_Stored rows_.
** Start **

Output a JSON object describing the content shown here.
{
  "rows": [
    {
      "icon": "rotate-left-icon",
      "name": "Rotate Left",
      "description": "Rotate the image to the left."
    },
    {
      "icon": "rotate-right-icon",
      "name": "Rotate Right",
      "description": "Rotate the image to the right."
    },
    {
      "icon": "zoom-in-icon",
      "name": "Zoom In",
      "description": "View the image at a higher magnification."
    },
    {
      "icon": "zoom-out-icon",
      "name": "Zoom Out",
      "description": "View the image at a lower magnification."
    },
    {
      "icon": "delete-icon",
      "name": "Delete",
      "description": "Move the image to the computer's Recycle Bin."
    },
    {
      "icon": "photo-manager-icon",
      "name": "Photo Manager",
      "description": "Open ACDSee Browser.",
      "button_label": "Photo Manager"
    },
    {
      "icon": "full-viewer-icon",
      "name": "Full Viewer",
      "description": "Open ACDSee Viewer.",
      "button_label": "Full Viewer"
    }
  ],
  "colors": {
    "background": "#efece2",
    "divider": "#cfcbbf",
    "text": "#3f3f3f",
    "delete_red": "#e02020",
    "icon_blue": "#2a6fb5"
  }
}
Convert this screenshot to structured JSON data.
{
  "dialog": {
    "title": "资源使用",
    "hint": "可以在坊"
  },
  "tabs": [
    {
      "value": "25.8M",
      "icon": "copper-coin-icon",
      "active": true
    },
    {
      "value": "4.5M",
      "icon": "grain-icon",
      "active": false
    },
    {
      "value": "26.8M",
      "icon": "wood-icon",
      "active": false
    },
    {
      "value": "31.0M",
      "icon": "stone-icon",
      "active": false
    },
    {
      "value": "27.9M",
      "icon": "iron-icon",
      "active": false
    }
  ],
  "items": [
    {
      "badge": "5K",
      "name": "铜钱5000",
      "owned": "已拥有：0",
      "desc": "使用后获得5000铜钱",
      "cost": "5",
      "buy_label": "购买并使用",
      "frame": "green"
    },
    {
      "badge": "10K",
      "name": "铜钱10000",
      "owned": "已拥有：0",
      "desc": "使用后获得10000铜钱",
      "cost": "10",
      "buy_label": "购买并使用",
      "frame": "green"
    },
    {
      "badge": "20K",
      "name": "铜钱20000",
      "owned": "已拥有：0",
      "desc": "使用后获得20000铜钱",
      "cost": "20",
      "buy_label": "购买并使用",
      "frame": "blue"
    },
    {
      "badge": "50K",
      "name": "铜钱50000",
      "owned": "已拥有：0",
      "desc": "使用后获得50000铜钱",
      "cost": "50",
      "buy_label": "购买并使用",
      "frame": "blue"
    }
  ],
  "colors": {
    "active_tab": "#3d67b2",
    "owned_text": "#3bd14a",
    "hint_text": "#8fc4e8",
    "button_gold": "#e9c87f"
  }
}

** End **
** Start **

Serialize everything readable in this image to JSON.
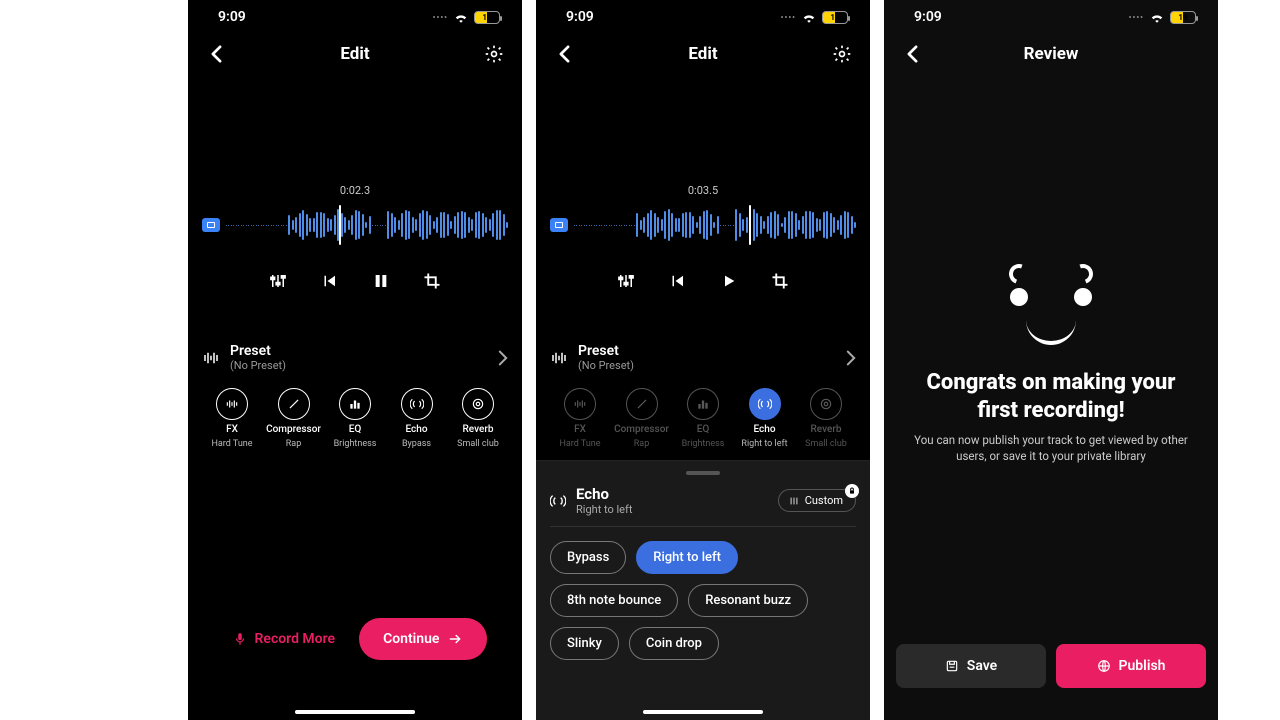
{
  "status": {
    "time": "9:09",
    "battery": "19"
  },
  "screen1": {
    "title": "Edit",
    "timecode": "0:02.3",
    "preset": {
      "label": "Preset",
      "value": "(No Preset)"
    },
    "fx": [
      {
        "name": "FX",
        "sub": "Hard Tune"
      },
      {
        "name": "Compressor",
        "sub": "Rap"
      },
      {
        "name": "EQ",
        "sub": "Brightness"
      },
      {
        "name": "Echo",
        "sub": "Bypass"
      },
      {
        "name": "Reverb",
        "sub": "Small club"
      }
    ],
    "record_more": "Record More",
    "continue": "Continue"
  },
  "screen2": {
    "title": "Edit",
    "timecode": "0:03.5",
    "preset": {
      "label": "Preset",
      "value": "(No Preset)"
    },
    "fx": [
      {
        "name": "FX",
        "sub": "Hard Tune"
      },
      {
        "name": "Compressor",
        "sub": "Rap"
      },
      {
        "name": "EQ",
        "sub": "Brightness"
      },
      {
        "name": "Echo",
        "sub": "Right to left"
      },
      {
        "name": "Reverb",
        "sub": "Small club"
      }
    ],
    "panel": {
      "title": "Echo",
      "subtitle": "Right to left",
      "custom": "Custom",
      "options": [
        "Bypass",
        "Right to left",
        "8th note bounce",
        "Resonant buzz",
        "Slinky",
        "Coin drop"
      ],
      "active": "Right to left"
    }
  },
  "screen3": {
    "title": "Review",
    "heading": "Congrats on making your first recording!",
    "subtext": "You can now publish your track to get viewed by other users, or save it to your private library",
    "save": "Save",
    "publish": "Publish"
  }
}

** End **

_Your instructions_.
Find how many lines in the material hold the word "publish" and state that number alone.

_Task answer_.
2